[WHAT YOU HAVE TO DO]
For every line in the records that has the word "avons", make a copy.

[EXTRACTED RECORDS]
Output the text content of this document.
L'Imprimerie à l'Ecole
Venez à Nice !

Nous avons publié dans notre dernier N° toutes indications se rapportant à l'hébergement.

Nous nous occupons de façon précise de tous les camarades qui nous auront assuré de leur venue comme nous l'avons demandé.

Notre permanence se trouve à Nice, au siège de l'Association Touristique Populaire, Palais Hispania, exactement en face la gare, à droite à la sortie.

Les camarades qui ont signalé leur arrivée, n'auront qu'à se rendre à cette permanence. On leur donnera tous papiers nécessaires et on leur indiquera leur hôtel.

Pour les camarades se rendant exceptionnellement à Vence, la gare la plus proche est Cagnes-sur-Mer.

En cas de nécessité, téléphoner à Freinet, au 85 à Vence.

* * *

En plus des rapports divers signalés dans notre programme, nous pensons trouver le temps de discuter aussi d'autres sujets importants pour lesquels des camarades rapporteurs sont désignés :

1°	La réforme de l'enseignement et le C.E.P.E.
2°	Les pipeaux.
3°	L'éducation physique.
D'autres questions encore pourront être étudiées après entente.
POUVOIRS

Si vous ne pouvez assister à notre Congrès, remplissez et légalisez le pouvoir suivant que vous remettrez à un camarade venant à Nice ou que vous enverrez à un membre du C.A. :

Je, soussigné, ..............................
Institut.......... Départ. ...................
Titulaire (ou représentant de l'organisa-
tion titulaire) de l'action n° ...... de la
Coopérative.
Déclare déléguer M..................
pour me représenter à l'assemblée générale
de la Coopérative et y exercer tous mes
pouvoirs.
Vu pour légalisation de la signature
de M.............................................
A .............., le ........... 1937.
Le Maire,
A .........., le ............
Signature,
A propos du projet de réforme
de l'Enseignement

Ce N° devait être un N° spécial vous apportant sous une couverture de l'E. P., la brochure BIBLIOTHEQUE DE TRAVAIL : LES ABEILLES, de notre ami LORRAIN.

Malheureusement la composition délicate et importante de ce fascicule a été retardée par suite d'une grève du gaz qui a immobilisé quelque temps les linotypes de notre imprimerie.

[THE COMPLETED TASK]
Nous avons publié dans notre dernier N° toutes indications se rapportant à l'hébergement.
Nous nous occupons de façon précise de tous les camarades qui nous auront assuré de leur venue comme nous l'avons demandé.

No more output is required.